■ Stated goal
Restate word for word the lines from the one containing "Read this page and output its text content." through the end of the listing below, with both ends included.

■ Recorded information
====================

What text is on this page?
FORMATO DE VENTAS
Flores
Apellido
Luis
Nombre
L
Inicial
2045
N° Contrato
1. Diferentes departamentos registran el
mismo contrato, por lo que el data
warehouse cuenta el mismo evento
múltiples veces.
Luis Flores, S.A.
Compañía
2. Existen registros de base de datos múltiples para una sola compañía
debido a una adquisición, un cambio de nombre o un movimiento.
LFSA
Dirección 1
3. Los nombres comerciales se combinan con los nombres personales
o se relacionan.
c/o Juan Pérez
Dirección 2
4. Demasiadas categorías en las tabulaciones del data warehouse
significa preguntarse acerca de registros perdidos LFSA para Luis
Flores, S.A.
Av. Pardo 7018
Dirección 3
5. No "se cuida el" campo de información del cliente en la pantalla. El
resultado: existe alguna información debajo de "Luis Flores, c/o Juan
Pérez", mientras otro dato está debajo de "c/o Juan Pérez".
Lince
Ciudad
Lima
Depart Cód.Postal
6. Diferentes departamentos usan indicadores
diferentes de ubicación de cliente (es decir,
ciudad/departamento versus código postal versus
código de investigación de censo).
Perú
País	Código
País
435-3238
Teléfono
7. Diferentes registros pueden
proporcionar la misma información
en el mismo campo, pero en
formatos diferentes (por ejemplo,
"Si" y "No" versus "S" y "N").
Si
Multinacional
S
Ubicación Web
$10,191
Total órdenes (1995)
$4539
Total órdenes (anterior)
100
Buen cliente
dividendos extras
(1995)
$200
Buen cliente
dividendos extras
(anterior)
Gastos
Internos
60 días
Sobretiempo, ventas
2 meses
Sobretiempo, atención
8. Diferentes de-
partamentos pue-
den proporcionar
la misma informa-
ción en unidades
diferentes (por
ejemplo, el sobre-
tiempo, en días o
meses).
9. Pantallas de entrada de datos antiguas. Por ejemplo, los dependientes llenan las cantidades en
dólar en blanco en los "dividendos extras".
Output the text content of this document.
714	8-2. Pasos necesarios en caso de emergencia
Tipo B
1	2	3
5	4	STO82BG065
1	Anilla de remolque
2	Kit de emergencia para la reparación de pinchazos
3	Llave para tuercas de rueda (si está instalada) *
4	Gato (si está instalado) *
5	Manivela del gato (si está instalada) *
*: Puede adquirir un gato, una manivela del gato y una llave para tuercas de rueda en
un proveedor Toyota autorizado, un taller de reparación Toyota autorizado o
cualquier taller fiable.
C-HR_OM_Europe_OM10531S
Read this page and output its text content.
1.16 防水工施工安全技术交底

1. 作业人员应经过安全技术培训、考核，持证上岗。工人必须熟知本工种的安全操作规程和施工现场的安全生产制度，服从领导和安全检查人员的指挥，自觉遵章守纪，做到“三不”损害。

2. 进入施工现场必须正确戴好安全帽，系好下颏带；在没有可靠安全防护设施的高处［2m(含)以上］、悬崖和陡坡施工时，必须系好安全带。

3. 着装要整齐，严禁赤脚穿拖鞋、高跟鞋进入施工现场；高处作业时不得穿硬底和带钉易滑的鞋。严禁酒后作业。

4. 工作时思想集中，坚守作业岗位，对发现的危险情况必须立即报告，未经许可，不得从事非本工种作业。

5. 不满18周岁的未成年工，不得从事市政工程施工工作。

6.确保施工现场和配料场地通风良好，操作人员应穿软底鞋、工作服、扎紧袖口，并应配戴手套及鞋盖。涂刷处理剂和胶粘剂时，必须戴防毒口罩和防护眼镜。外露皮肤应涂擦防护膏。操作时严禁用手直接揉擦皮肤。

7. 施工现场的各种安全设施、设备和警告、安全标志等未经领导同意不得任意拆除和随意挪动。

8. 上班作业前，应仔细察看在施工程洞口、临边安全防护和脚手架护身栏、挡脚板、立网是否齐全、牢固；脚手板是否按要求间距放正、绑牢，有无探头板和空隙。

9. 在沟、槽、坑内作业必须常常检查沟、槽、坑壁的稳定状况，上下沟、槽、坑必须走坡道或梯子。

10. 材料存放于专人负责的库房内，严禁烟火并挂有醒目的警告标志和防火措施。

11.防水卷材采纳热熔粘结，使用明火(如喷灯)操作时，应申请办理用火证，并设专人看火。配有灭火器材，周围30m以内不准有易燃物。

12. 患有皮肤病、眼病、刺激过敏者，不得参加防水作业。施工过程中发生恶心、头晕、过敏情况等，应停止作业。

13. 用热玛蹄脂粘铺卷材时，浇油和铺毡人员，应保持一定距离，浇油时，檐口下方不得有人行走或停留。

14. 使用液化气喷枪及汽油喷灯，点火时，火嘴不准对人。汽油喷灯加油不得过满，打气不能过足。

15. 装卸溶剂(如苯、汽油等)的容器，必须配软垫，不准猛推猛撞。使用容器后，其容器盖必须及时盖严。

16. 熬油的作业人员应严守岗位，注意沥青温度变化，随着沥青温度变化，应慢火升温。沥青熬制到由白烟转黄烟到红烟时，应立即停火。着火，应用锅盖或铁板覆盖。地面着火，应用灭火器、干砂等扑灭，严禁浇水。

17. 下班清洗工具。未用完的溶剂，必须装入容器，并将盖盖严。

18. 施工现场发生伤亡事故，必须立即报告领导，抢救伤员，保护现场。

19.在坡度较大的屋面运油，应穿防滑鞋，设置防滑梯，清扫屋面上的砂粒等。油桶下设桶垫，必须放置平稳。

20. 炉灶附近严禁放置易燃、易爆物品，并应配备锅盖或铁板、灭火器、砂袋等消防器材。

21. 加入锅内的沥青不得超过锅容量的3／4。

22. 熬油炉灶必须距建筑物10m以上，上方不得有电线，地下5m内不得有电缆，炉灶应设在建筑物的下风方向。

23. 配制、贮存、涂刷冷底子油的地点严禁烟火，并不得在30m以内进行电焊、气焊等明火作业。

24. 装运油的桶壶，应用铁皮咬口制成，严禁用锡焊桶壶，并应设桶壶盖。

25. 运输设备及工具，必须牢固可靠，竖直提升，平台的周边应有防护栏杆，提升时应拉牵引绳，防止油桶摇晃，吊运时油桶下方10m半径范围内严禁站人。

====================

■ Exercise result
Read this page and output its text content.
1.16 防水工施工安全技术交底

1. 作业人员应经过安全技术培训、考核，持证上岗。工人必须熟知本工种的安全操作规程和施工现场的安全生产制度，服从领导和安全检查人员的指挥，自觉遵章守纪，做到“三不”损害。

2. 进入施工现场必须正确戴好安全帽，系好下颏带；在没有可靠安全防护设施的高处［2m(含)以上］、悬崖和陡坡施工时，必须系好安全带。

3. 着装要整齐，严禁赤脚穿拖鞋、高跟鞋进入施工现场；高处作业时不得穿硬底和带钉易滑的鞋。严禁酒后作业。

4. 工作时思想集中，坚守作业岗位，对发现的危险情况必须立即报告，未经许可，不得从事非本工种作业。

5. 不满18周岁的未成年工，不得从事市政工程施工工作。

6.确保施工现场和配料场地通风良好，操作人员应穿软底鞋、工作服、扎紧袖口，并应配戴手套及鞋盖。涂刷处理剂和胶粘剂时，必须戴防毒口罩和防护眼镜。外露皮肤应涂擦防护膏。操作时严禁用手直接揉擦皮肤。

7. 施工现场的各种安全设施、设备和警告、安全标志等未经领导同意不得任意拆除和随意挪动。

8. 上班作业前，应仔细察看在施工程洞口、临边安全防护和脚手架护身栏、挡脚板、立网是否齐全、牢固；脚手板是否按要求间距放正、绑牢，有无探头板和空隙。

9. 在沟、槽、坑内作业必须常常检查沟、槽、坑壁的稳定状况，上下沟、槽、坑必须走坡道或梯子。

10. 材料存放于专人负责的库房内，严禁烟火并挂有醒目的警告标志和防火措施。

11.防水卷材采纳热熔粘结，使用明火(如喷灯)操作时，应申请办理用火证，并设专人看火。配有灭火器材，周围30m以内不准有易燃物。

12. 患有皮肤病、眼病、刺激过敏者，不得参加防水作业。施工过程中发生恶心、头晕、过敏情况等，应停止作业。

13. 用热玛蹄脂粘铺卷材时，浇油和铺毡人员，应保持一定距离，浇油时，檐口下方不得有人行走或停留。

14. 使用液化气喷枪及汽油喷灯，点火时，火嘴不准对人。汽油喷灯加油不得过满，打气不能过足。

15. 装卸溶剂(如苯、汽油等)的容器，必须配软垫，不准猛推猛撞。使用容器后，其容器盖必须及时盖严。

16. 熬油的作业人员应严守岗位，注意沥青温度变化，随着沥青温度变化，应慢火升温。沥青熬制到由白烟转黄烟到红烟时，应立即停火。着火，应用锅盖或铁板覆盖。地面着火，应用灭火器、干砂等扑灭，严禁浇水。

17. 下班清洗工具。未用完的溶剂，必须装入容器，并将盖盖严。

18. 施工现场发生伤亡事故，必须立即报告领导，抢救伤员，保护现场。

19.在坡度较大的屋面运油，应穿防滑鞋，设置防滑梯，清扫屋面上的砂粒等。油桶下设桶垫，必须放置平稳。

20. 炉灶附近严禁放置易燃、易爆物品，并应配备锅盖或铁板、灭火器、砂袋等消防器材。

21. 加入锅内的沥青不得超过锅容量的3／4。

22. 熬油炉灶必须距建筑物10m以上，上方不得有电线，地下5m内不得有电缆，炉灶应设在建筑物的下风方向。

23. 配制、贮存、涂刷冷底子油的地点严禁烟火，并不得在30m以内进行电焊、气焊等明火作业。

24. 装运油的桶壶，应用铁皮咬口制成，严禁用锡焊桶壶，并应设桶壶盖。

25. 运输设备及工具，必须牢固可靠，竖直提升，平台的周边应有防护栏杆，提升时应拉牵引绳，防止油桶摇晃，吊运时油桶下方10m半径范围内严禁站人。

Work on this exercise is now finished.